WRITTEN PROBLEM 1: Quote the part of the passage on NVIDIA deep learning tools that opens with the words containing "### GPU Acceleration" and closes with "deep neural networks.".

SOURCE:
NVIDIA offers [Docker containers](https://docs.docker.com/get-docker/) for your preferred [deep learning framework](https://developer.nvidia.com/deep-learning-frameworks) through the [NGC catalog](https://catalog.ngc.nvidia.com/?filters=&amp;orderBy=weightPopularASC&amp;query=).

### GPU Acceleration

Enable GPU acceleration using [NVIDIA CUDA](https://developer.nvidia.com/cuda-toolkit)® Toolkit and NVIDIA [CUDA Deep Neural Network library](https://developer.nvidia.com/cudnn) (cuDNN). The toolkit includes GPU-accelerated libraries, debugging and optimization tools, a C/C++ compiler, and a runtime library. While cuDNN offers GPU-accelerated library of primitives for deep neural networks.

WRITTEN PROBLEM 2: In the records, print the part that opens with the line containing "82, 958, 363]" and closes with the line containing "footnote-text: , University", with both of those lines included.

RECORDS PROVIDED:
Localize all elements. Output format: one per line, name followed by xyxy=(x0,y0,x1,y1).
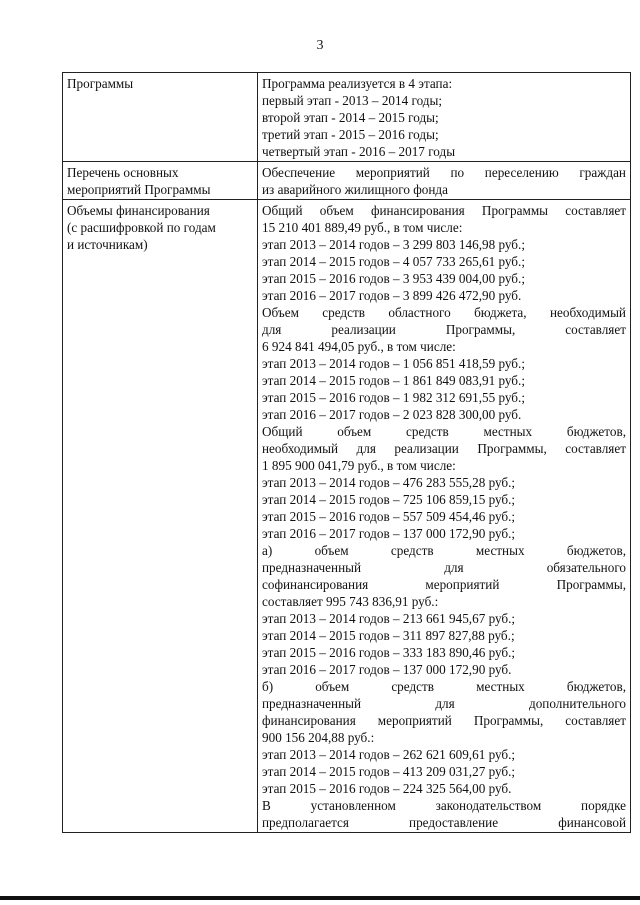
content-line: этап 2015 – 2016 годов – 1 982 312 691,55 руб.; xyxy=(262,390,525,405)
table-row-financing xyxy=(63,200,631,833)
table-row-measures xyxy=(63,162,631,200)
content-line: 6 924 841 494,05 руб., в том числе: xyxy=(262,339,456,354)
row-label xyxy=(63,162,258,200)
content-line: составляет 995 743 836,91 руб.: xyxy=(262,594,439,609)
content-line: Программа реализуется в 4 этапа: xyxy=(262,76,453,91)
content-line: этап 2015 – 2016 годов – 3 953 439 004,00 руб.; xyxy=(262,271,525,286)
content-line: 15 210 401 889,49 руб., в том числе: xyxy=(262,220,463,235)
content-line: первый этап - 2013 – 2014 годы; xyxy=(262,93,443,108)
scan-bottom-edge xyxy=(0,896,640,900)
content-line: этап 2013 – 2014 годов – 262 621 609,61 руб.; xyxy=(262,747,516,762)
label-line: Объемы финансирования xyxy=(67,203,210,218)
content-line: Общий объем средств местных бюджетов, xyxy=(262,424,626,439)
content-line: б) объем средств местных бюджетов, xyxy=(262,679,626,694)
content-line: предназначенный для обязательного xyxy=(262,560,626,575)
content-line: 900 156 204,88 руб.: xyxy=(262,730,375,745)
row-label xyxy=(63,73,258,162)
content-line: этап 2014 – 2015 годов – 311 897 827,88 руб.; xyxy=(262,628,515,643)
content-line: из аварийного жилищного фонда xyxy=(262,182,448,197)
content-line: этап 2014 – 2015 годов – 4 057 733 265,61 руб.; xyxy=(262,254,525,269)
table-row-stages xyxy=(63,73,631,162)
content-line: этап 2015 – 2016 годов – 333 183 890,46 руб.; xyxy=(262,645,516,660)
content-line: этап 2014 – 2015 годов – 725 106 859,15 руб.; xyxy=(262,492,516,507)
content-line: В установленном законодательством порядке xyxy=(262,798,626,813)
content-line: этап 2013 – 2014 годов – 1 056 851 418,59 руб.; xyxy=(262,356,525,371)
content-line: этап 2013 – 2014 годов – 213 661 945,67 руб.; xyxy=(262,611,516,626)
content-line: а) объем средств местных бюджетов, xyxy=(262,543,626,558)
content-line: второй этап - 2014 – 2015 годы; xyxy=(262,110,439,125)
row-content xyxy=(258,200,631,833)
content-line: необходимый для реализации Программы, составляет xyxy=(262,441,626,456)
content-line: этап 2014 – 2015 годов – 1 861 849 083,91 руб.; xyxy=(262,373,525,388)
row-content xyxy=(258,73,631,162)
content-line: Общий объем финансирования Программы составляет xyxy=(262,203,626,218)
content-line: финансирования мероприятий Программы, составляет xyxy=(262,713,626,728)
label-line: Перечень основных xyxy=(67,165,179,180)
content-line: этап 2016 – 2017 годов – 137 000 172,90 руб.; xyxy=(262,526,516,541)
content-line: для реализации Программы, составляет xyxy=(262,322,626,337)
content-line: софинансирования мероприятий Программы, xyxy=(262,577,626,592)
row-content xyxy=(258,162,631,200)
label-line: мероприятий Программы xyxy=(67,182,211,197)
content-line: этап 2016 – 2017 годов – 3 899 426 472,90 руб. xyxy=(262,288,522,303)
content-line: 1 895 900 041,79 руб., в том числе: xyxy=(262,458,456,473)
content-line: этап 2015 – 2016 годов – 557 509 454,46 руб.; xyxy=(262,509,516,524)
label-line: (с расшифровкой по годам xyxy=(67,220,216,235)
content-line: этап 2015 – 2016 годов – 224 325 564,00 руб. xyxy=(262,781,512,796)
row-label xyxy=(63,200,258,833)
content-line: этап 2013 – 2014 годов – 3 299 803 146,98 руб.; xyxy=(262,237,525,252)
content-line: Обеспечение мероприятий по переселению граждан xyxy=(262,165,626,180)
label-line: и источникам) xyxy=(67,237,148,252)
content-line: этап 2013 – 2014 годов – 476 283 555,28 руб.; xyxy=(262,475,516,490)
content-line: Объем средств областного бюджета, необходимый xyxy=(262,305,626,320)
content-line: этап 2014 – 2015 годов – 413 209 031,27 руб.; xyxy=(262,764,516,779)
content-line: этап 2016 – 2017 годов – 2 023 828 300,00 руб. xyxy=(262,407,522,422)
content-line: третий этап - 2015 – 2016 годы; xyxy=(262,127,439,142)
content-line: предназначенный для дополнительного xyxy=(262,696,626,711)
content-line: четвертый этап - 2016 – 2017 годы xyxy=(262,144,456,159)
label-line: Программы xyxy=(67,76,134,91)
page-number: 3 xyxy=(316,38,324,53)
content-line: этап 2016 – 2017 годов – 137 000 172,90 руб. xyxy=(262,662,512,677)
content-line: предполагается предоставление финансовой xyxy=(262,815,626,830)
passport-table xyxy=(62,72,631,833)
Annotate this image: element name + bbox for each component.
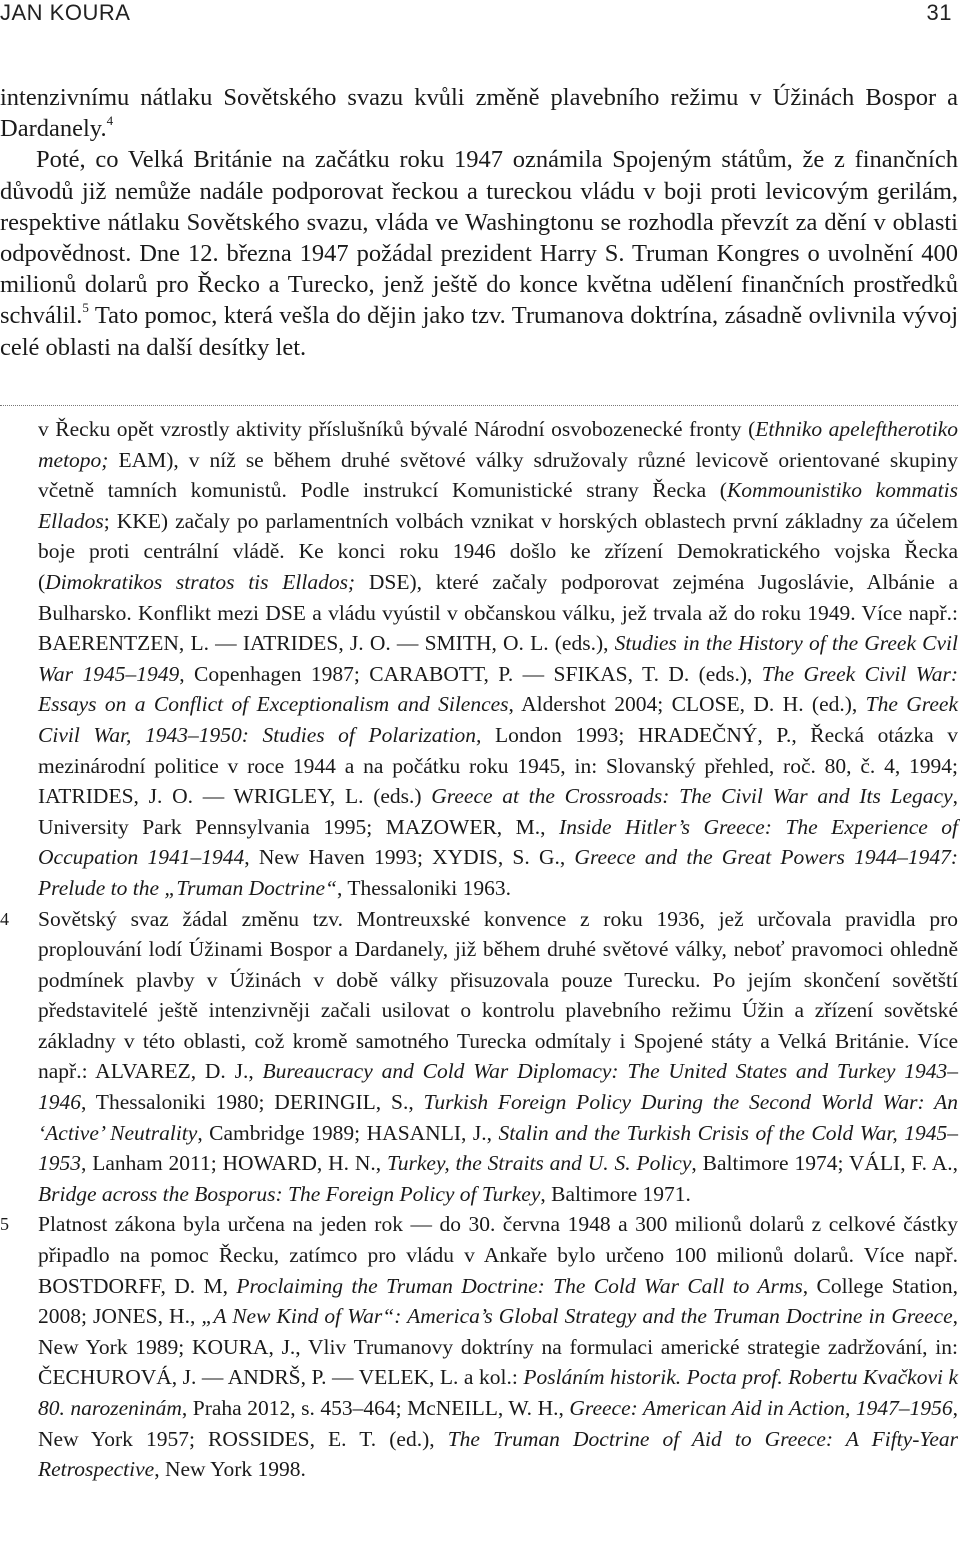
main-text	[0, 82, 958, 363]
paragraph-2	[0, 144, 958, 362]
footnote-number: 4	[0, 908, 9, 929]
footnote-text: ; KKE) začaly po parlamentních volbách vznikat v horských oblastech první základny za účelem boje proti centrální vládě. Ke konci roku 1946 došlo ke zřízení Demokratického vojska Řecka (	[38, 508, 958, 594]
footnotes	[0, 414, 958, 1485]
footnote-italic: Bridge across the Bosporus: The Foreign Policy of Turkey	[38, 1181, 541, 1206]
footnote-italic: Greece and the Great Powers 1944–1947: Prelude to the „Truman Doctrine“	[38, 845, 958, 900]
footnote-italic: Stalin and the Turkish Crisis of the Cold War, 1945–1953	[38, 1120, 958, 1176]
footnote-ref-5[interactable]: 5	[82, 300, 89, 316]
footnote-italic: Bureaucracy and Cold War Diplomacy: The United States and Turkey 1943–1946	[38, 1059, 958, 1115]
footnote-italic: The Truman Doctrine of Aid to Greece: A Fifty-Year Retrospective	[38, 1426, 958, 1482]
footnote-text: , Lanham 2011; HOWARD, H. N.,	[81, 1151, 387, 1176]
footnote-ref-4[interactable]: 4	[106, 113, 114, 129]
footnote-text: , University Park Pennsylvania 1995; MAZOWER, M.,	[38, 784, 959, 839]
footnote-text: DSE), které začaly podporovat zejména Jugoslávie, Albánie a Bulharsko. Konflikt mezi DSE a vládu vyústil v občanskou válku, jež trvala až do roku 1949. Více např.: BAERENTZEN, L. — IATRIDES, J. O. — SMITH, O. L. (eds.),	[38, 569, 958, 656]
footnote-text: , Thessaloniki 1963.	[337, 875, 511, 900]
footnote-text: Platnost zákona byla určena na jeden rok — do 30. června 1948 a 300 milionů dolarů z celkové částky připadlo na pomoc Řecku, zatímco pro vládu v Ankaře bylo určeno 100 milionů dolarů. Více např. BOSTDORFF, D. M,	[38, 1212, 958, 1298]
footnote-text: , Baltimore 1974; VÁLI, F. A.,	[691, 1151, 958, 1176]
footnote-continued	[0, 414, 958, 904]
footnote-text: , Aldershot 2004; CLOSE, D. H. (ed.),	[508, 692, 866, 717]
page-number: 31	[926, 0, 952, 25]
footnote-text: v Řecku opět vzrostly aktivity příslušníků bývalé Národní osvobozenecké fronty (	[38, 417, 756, 441]
footnote-italic: The Greek Civil War, 1943–1950: Studies of Polarization,	[38, 692, 958, 747]
footnote-italic: Turkish Foreign Policy During the Second World War: An ‘Active’ Neutrality	[38, 1090, 958, 1145]
footnote-4	[0, 904, 958, 1210]
footnote-text: , College Station, 2008; JONES, H.,	[38, 1273, 959, 1329]
footnote-italic: Dimokratikos stratos tis Ellados;	[45, 569, 356, 594]
running-header-author: JAN KOURA	[0, 0, 131, 25]
footnote-text: , Cambridge 1989; HASANLI, J.,	[197, 1120, 499, 1145]
footnote-text: , New Haven 1993; XYDIS, S. G.,	[244, 845, 575, 870]
footnote-separator	[0, 405, 958, 406]
footnote-number: 5	[0, 1214, 9, 1235]
footnote-italic: Greece: American Aid in Action, 1947–1956	[569, 1396, 953, 1420]
footnote-italic: Posláním historik. Pocta prof. Robertu Kvačkovi k 80. narozeninám	[38, 1365, 959, 1420]
footnote-italic: Inside Hitler’s Greece: The Experience of Occupation 1941–1944	[38, 814, 958, 870]
paragraph-text: intenzivnímu nátlaku Sovětského svazu kvůli změně plavebního režimu v Úžinách Bospor a Dardanely.	[0, 84, 958, 143]
footnote-italic: Proclaiming the Truman Doctrine: The Cold War Call to Arms	[236, 1273, 803, 1298]
footnote-italic: „A New Kind of War“: America’s Global Strategy and the Truman Doctrine in Greece	[201, 1304, 953, 1329]
footnote-italic: Studies in the History of the Greek Cvil War 1945–1949	[38, 631, 959, 686]
paragraph-1	[0, 82, 958, 144]
footnote-text: , Baltimore 1971.	[540, 1181, 691, 1206]
paragraph-text: Poté, co Velká Británie na začátku roku 1947 oznámila Spojeným státům, že z finančních důvodů již nemůže nadále podporovat řeckou a tureckou vládu v boji proti levicovým gerilám, respektive nátlaku Sovětského svazu, vláda ve Washingtonu se rozhodla převzít za dění v oblasti odpovědnost. Dne 12. března 1947 požádal prezident Harry S. Truman Kongres o uvolnění 400 milionů dolarů pro Řecko a Turecko, jenž ještě do konce května udělení finančních prostředků schválil.	[0, 146, 958, 330]
footnote-text: , New York 1989; KOURA, J., Vliv Trumanovy doktríny na formulaci americké strategie zadržování, in: ČECHUROVÁ, J. — ANDRŠ, P. — VELEK, L. a kol.:	[38, 1304, 958, 1390]
footnote-text: London 1993; HRADEČNÝ, P., Řecká otázka v mezinárodní politice v roce 1944 a na počátku roku 1945, in: Slovanský přehled, roč. 80, č. 4, 1994; IATRIDES, J. O. — WRIGLEY, L. (eds.)	[38, 722, 958, 809]
running-header	[0, 0, 960, 30]
footnote-text: , Copenhagen 1987; CARABOTT, P. — SFIKAS, T. D. (eds.),	[179, 661, 762, 686]
footnote-5	[0, 1209, 958, 1484]
footnote-text: , Praha 2012, s. 453–464; McNEILL, W. H.,	[181, 1396, 570, 1420]
footnote-text: , Thessaloniki 1980; DERINGIL, S.,	[81, 1090, 424, 1115]
footnote-text: EAM), v níž se během druhé světové války sdružovaly různé levicově orientované skupiny včetně tamních komunistů. Podle instrukcí Komunistické strany Řecka (	[38, 447, 958, 503]
footnote-text: , New York 1998.	[154, 1457, 306, 1482]
footnote-text: Sovětský svaz žádal změnu tzv. Montreuxské konvence z roku 1936, jež určovala pravidla pro proplouvání lodí Úžinami Bospor a Dardanely, již během druhé světové války, neboť pravomoci ohledně podmínek plavby v Úžinách v době války přisuzovala pouze Turecku. Po jejím skončení sovětští představitelé ještě intenzivněji začali usilovat o kontrolu plavebního režimu Úžin a zřízení sovětské základny v této oblasti, což kromě samotného Turecka odmítaly i Spojené státy a Velká Británie. Více např.: ALVAREZ, D. J.,	[38, 906, 958, 1084]
paragraph-text: Tato pomoc, která vešla do dějin jako tzv. Trumanova doktrína, zásadně ovlivnila vývoj celé oblasti na další desítky let.	[0, 302, 958, 361]
footnote-italic: The Greek Civil War: Essays on a Conflict of Exceptionalism and Silences	[38, 661, 958, 717]
footnote-italic: Greece at the Crossroads: The Civil War and Its Legacy	[431, 784, 953, 809]
footnote-italic: Kommounistiko kommatis Ellados	[38, 478, 958, 533]
footnote-text: , New York 1957; ROSSIDES, E. T. (ed.),	[38, 1396, 958, 1451]
footnote-italic: Turkey, the Straits and U. S. Policy	[386, 1151, 692, 1176]
footnote-italic: Ethniko apeleftherotiko metopo;	[38, 417, 958, 472]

REPLY 1:
### GPU Acceleration

Enable GPU acceleration using [NVIDIA CUDA](https://developer.nvidia.com/cuda-toolkit)® Toolkit and NVIDIA [CUDA Deep Neural Network library](https://developer.nvidia.com/cudnn) (cuDNN). The toolkit includes GPU-accelerated libraries, debugging and optimization tools, a C/C++ compiler, and a runtime library. While cuDNN offers GPU-accelerated library of primitives for deep neural networks.

REPLY 2:
main-text	[0, 82, 958, 363]
paragraph-2	[0, 144, 958, 362]
footnote-number: 4	[0, 908, 9, 929]
footnote-text: ; KKE) začaly po parlamentních volbách vznikat v horských oblastech první základny za účelem boje proti centrální vládě. Ke konci roku 1946 došlo ke zřízení Demokratického vojska Řecka (	[38, 508, 958, 594]
footnotes	[0, 414, 958, 1485]
footnote-italic: Bridge across the Bosporus: The Foreign Policy of Turkey	[38, 1181, 541, 1206]
footnote-italic: Greece and the Great Powers 1944–1947: Prelude to the „Truman Doctrine“	[38, 845, 958, 900]
footnote-italic: Stalin and the Turkish Crisis of the Cold War, 1945–1953	[38, 1120, 958, 1176]
footnote-ref-5[interactable]: 5	[82, 300, 89, 316]
footnote-italic: Bureaucracy and Cold War Diplomacy: The United States and Turkey 1943–1946	[38, 1059, 958, 1115]
footnote-italic: The Truman Doctrine of Aid to Greece: A Fifty-Year Retrospective	[38, 1426, 958, 1482]
footnote-text: , Lanham 2011; HOWARD, H. N.,	[81, 1151, 387, 1176]
footnote-ref-4[interactable]: 4	[106, 113, 114, 129]
footnote-text: , University Park Pennsylvania 1995; MAZOWER, M.,	[38, 784, 959, 839]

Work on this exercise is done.